Data shown>
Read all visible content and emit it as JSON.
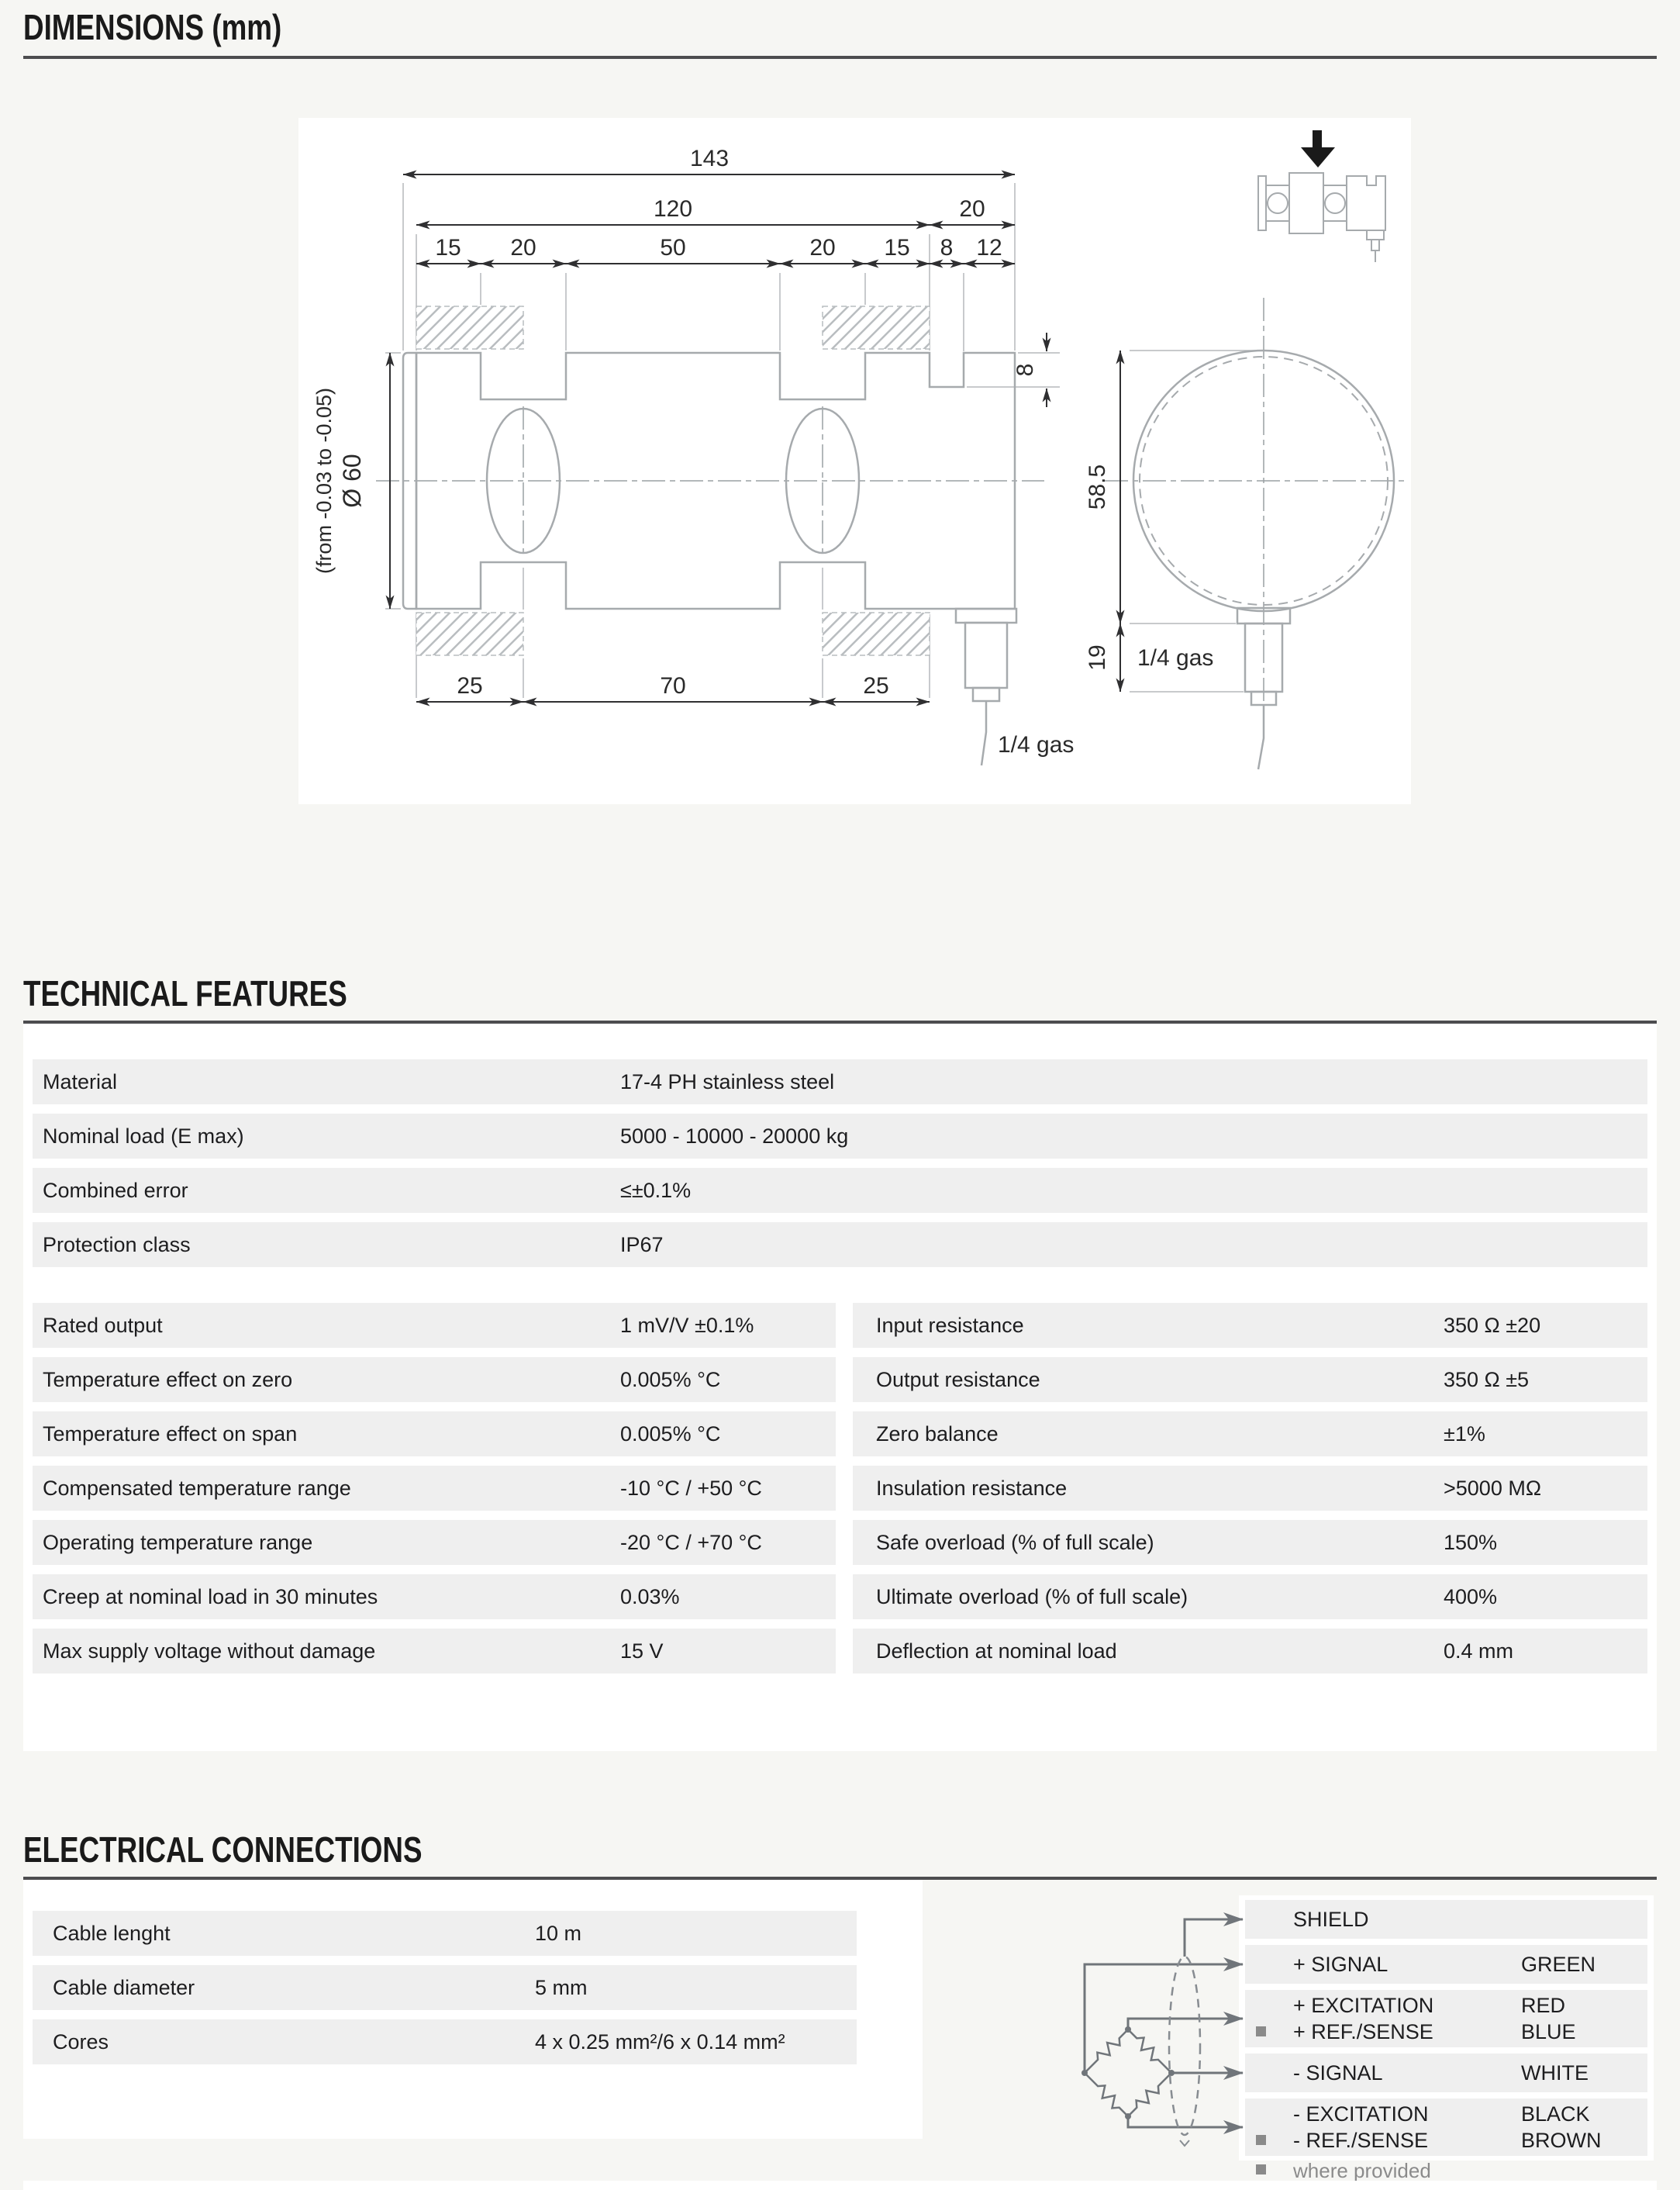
{
  "colors": {
    "page_bg": "#f6f6f3",
    "panel": "#ffffff",
    "row_bg": "#efefef",
    "rule": "#4d4d4f",
    "text": "#1d1d1f",
    "muted": "#8b8b8b",
    "drawing_outline": "#a6aaad",
    "dimension": "#2f2f31",
    "wire": "#70757a"
  },
  "dimensions_section": {
    "title": "DIMENSIONS (mm)",
    "drawing": {
      "total_length": "143",
      "upper_length": "120",
      "upper_end": "20",
      "seg_a": "15",
      "seg_b": "20",
      "seg_c": "50",
      "seg_d": "20",
      "seg_e": "15",
      "seg_f": "8",
      "seg_g": "12",
      "diameter": "Ø 60",
      "diameter_tol": "(from -0.03 to -0.05)",
      "notch_depth": "8",
      "side_width": "58.5",
      "connector_len": "19",
      "lower_a": "25",
      "lower_b": "70",
      "lower_c": "25",
      "thread_front": "1/4 gas",
      "thread_side": "1/4 gas"
    }
  },
  "technical_features": {
    "title": "TECHNICAL FEATURES",
    "general_rows": [
      {
        "label": "Material",
        "value": "17-4 PH stainless steel"
      },
      {
        "label": "Nominal load (E max)",
        "value": "5000 - 10000 - 20000 kg"
      },
      {
        "label": "Combined error",
        "value": "≤±0.1%"
      },
      {
        "label": "Protection class",
        "value": "IP67"
      }
    ],
    "left_rows": [
      {
        "label": "Rated output",
        "value": "1 mV/V ±0.1%"
      },
      {
        "label": "Temperature effect on zero",
        "value": "0.005% °C"
      },
      {
        "label": "Temperature effect on span",
        "value": "0.005% °C"
      },
      {
        "label": "Compensated temperature range",
        "value": "-10 °C / +50 °C"
      },
      {
        "label": "Operating temperature range",
        "value": "-20 °C / +70 °C"
      },
      {
        "label": "Creep at nominal load in 30 minutes",
        "value": "0.03%"
      },
      {
        "label": "Max supply voltage without damage",
        "value": "15 V"
      }
    ],
    "right_rows": [
      {
        "label": "Input resistance",
        "value": "350 Ω ±20"
      },
      {
        "label": "Output resistance",
        "value": "350 Ω ±5"
      },
      {
        "label": "Zero balance",
        "value": "±1%"
      },
      {
        "label": "Insulation resistance",
        "value": ">5000 MΩ"
      },
      {
        "label": "Safe overload (% of full scale)",
        "value": "150%"
      },
      {
        "label": "Ultimate overload (% of full scale)",
        "value": "400%"
      },
      {
        "label": "Deflection at nominal load",
        "value": "0.4 mm"
      }
    ]
  },
  "electrical_connections": {
    "title": "ELECTRICAL CONNECTIONS",
    "cable_rows": [
      {
        "label": "Cable lenght",
        "value": "10 m"
      },
      {
        "label": "Cable diameter",
        "value": "5 mm"
      },
      {
        "label": "Cores",
        "value": "4 x 0.25 mm²/6 x 0.14 mm²"
      }
    ],
    "wiring_table": {
      "row_shield": {
        "label": "SHIELD"
      },
      "row_pos_signal": {
        "label": "+ SIGNAL",
        "color": "GREEN"
      },
      "row_pos_excitation": {
        "label": "+ EXCITATION",
        "color": "RED"
      },
      "row_pos_ref": {
        "label": "+ REF./SENSE",
        "color": "BLUE"
      },
      "row_neg_signal": {
        "label": "- SIGNAL",
        "color": "WHITE"
      },
      "row_neg_excitation": {
        "label": "- EXCITATION",
        "color": "BLACK"
      },
      "row_neg_ref": {
        "label": "- REF./SENSE",
        "color": "BROWN"
      }
    },
    "footnote": "where provided"
  }
}
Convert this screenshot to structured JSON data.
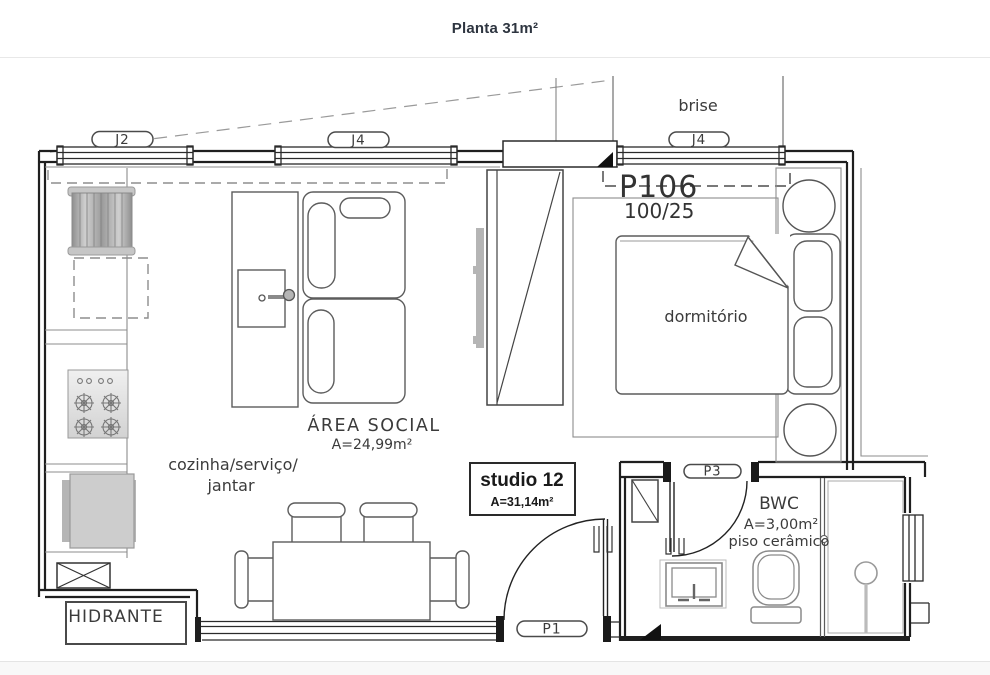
{
  "page": {
    "title": "Planta 31m²"
  },
  "plan": {
    "unit": {
      "code": "P106",
      "size": "100/25"
    },
    "window_labels": [
      "J2",
      "J4",
      "J4"
    ],
    "door_labels": [
      "P3",
      "P1"
    ],
    "labels": {
      "brise": "brise",
      "dormitorio": "dormitório",
      "hidrante": "HIDRANTE"
    },
    "area_social": {
      "name": "ÁREA SOCIAL",
      "area": "A=24,99m²"
    },
    "kitchen": {
      "line1": "cozinha/serviço/",
      "line2": "jantar"
    },
    "studio": {
      "name": "studio 12",
      "area": "A=31,14m²"
    },
    "bwc": {
      "name": "BWC",
      "area": "A=3,00m²",
      "floor": "piso cerâmico"
    },
    "colors": {
      "wall": "#1f1f1f",
      "furniture": "#5c5c5c",
      "appliance": "#c8c8c8",
      "dash": "#8d8d8d"
    }
  }
}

Work to do>
In the records above, locate the lines holding the word "scale". Copy each of them.

The answer>
        "label": "Safe overload (% of full scale)",
        "label": "Ultimate overload (% of full scale)",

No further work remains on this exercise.